Fragmento -
—————

Poseídas por las imágenes, perdimos la noción del tiempo. Quedan diez minutos para que salga el tren y corremos con la lengua fuera la larga avenida de banderines y palmeras que lleva a la estación. No lo conseguiremos, me digo, esprintando en tacones. Y en un desesperado alarde aventurero, hago un ‘Pekín Exprés’ y me lanzo a la carretera a parar el primer coche que pase.

-¿Cómo se dice estación en francés? –titubeo.

Gare!

-¿Cómo se dice ayuda en francés? ¿Y cómo es ‘perder el tren’?

El asombrado conductor nos entiende por contexto y hace señas para que subamos.  Saltamos del coche casi en marcha y subimos al tren de la misma forma.

—————

[Elementos guardados de una colección]
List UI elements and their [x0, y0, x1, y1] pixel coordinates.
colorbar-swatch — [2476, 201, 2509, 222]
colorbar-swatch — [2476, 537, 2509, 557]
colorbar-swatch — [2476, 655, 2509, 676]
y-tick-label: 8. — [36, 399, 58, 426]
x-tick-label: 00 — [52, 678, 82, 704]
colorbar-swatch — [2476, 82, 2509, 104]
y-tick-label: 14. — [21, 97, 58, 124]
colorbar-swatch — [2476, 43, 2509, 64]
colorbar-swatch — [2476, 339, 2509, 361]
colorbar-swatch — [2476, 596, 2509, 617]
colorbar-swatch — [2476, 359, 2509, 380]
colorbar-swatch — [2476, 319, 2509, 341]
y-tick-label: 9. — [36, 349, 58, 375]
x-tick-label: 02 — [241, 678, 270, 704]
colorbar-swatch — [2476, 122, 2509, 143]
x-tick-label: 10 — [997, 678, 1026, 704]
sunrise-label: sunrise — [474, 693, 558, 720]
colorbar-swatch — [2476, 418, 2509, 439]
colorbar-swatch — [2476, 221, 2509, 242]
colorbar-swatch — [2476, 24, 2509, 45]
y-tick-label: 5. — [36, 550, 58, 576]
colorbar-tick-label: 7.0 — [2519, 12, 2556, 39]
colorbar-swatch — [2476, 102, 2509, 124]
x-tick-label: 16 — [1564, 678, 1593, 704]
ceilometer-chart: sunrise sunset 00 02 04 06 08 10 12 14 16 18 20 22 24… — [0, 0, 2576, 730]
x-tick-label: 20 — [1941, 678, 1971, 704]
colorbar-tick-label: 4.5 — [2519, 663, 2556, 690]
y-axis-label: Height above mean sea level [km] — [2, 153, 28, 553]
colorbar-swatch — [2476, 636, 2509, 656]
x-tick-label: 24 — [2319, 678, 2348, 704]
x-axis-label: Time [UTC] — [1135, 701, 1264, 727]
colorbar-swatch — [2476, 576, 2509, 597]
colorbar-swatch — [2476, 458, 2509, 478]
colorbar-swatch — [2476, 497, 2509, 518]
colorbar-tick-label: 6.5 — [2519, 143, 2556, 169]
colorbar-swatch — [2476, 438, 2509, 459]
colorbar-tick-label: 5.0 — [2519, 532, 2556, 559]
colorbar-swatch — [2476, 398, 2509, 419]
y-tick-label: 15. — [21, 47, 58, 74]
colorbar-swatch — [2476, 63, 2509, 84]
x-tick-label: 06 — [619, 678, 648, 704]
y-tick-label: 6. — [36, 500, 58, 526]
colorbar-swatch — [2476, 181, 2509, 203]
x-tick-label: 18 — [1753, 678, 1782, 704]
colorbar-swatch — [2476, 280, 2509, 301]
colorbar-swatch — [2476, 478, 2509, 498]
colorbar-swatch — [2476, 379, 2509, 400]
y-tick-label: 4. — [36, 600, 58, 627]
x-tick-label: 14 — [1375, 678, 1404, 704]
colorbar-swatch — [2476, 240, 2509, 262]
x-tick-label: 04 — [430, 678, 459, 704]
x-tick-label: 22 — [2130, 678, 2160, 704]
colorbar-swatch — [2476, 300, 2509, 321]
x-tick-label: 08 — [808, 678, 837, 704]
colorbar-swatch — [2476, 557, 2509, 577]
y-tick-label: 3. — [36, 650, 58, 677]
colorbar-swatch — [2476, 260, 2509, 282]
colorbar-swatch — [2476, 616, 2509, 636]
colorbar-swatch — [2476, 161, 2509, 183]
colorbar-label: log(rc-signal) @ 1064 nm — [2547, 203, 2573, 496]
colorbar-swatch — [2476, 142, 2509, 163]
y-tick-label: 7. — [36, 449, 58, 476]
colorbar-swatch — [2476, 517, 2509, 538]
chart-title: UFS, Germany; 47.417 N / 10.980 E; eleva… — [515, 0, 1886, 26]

—————

Ejercicio - Continúa el relato de la carrera para alcanzar el tren a partir de su última frase. No hace falta usar las filas.

Respuesta -
La realidad tiene muchas caras, reversos, aristas. Las fotografías, como las personas, no son ni buenas ni malas. No precisan de límites. Todo depende del enfoque, depende de lo que quieras ver, de lo que te hayan enseñado a ver. Como ese conductor voluntarioso, como ese barrio que no aparece en la ruta, o esos otros fotógrafos a los que se les humedecen los ojos e intentan dar voz a quienes no la tienen, a pesar de quienes dirigen la mirada, a pesar también de nosotros.